▶ [Extracted material]:
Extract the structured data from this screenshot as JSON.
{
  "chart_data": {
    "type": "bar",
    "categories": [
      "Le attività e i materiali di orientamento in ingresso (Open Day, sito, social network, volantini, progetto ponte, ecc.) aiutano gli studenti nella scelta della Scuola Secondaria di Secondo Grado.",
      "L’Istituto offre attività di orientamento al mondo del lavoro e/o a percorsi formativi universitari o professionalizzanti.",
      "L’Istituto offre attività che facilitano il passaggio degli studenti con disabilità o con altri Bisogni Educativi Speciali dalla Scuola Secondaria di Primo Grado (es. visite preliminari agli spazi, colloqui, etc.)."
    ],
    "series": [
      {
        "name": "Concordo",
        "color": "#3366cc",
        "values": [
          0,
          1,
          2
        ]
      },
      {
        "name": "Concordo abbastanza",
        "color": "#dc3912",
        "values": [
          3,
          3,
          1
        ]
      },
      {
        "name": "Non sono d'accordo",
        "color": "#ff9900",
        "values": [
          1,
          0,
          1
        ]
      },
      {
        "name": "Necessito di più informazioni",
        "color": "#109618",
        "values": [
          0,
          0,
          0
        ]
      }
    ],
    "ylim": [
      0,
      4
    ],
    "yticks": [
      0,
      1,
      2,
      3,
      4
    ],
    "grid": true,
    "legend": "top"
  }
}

▶ [Exercise requirements]:
Please give back all of the records exactly as written.

▶ [Reply to the exercise]:
Extract the structured data from this screenshot as JSON.
{
  "chart_data": {
    "type": "bar",
    "categories": [
      "Le attività e i materiali di orientamento in ingresso (Open Day, sito, social network, volantini, progetto ponte, ecc.) aiutano gli studenti nella scelta della Scuola Secondaria di Secondo Grado.",
      "L’Istituto offre attività di orientamento al mondo del lavoro e/o a percorsi formativi universitari o professionalizzanti.",
      "L’Istituto offre attività che facilitano il passaggio degli studenti con disabilità o con altri Bisogni Educativi Speciali dalla Scuola Secondaria di Primo Grado (es. visite preliminari agli spazi, colloqui, etc.)."
    ],
    "series": [
      {
        "name": "Concordo",
        "color": "#3366cc",
        "values": [
          0,
          1,
          2
        ]
      },
      {
        "name": "Concordo abbastanza",
        "color": "#dc3912",
        "values": [
          3,
          3,
          1
        ]
      },
      {
        "name": "Non sono d'accordo",
        "color": "#ff9900",
        "values": [
          1,
          0,
          1
        ]
      },
      {
        "name": "Necessito di più informazioni",
        "color": "#109618",
        "values": [
          0,
          0,
          0
        ]
      }
    ],
    "ylim": [
      0,
      4
    ],
    "yticks": [
      0,
      1,
      2,
      3,
      4
    ],
    "grid": true,
    "legend": "top"
  }
}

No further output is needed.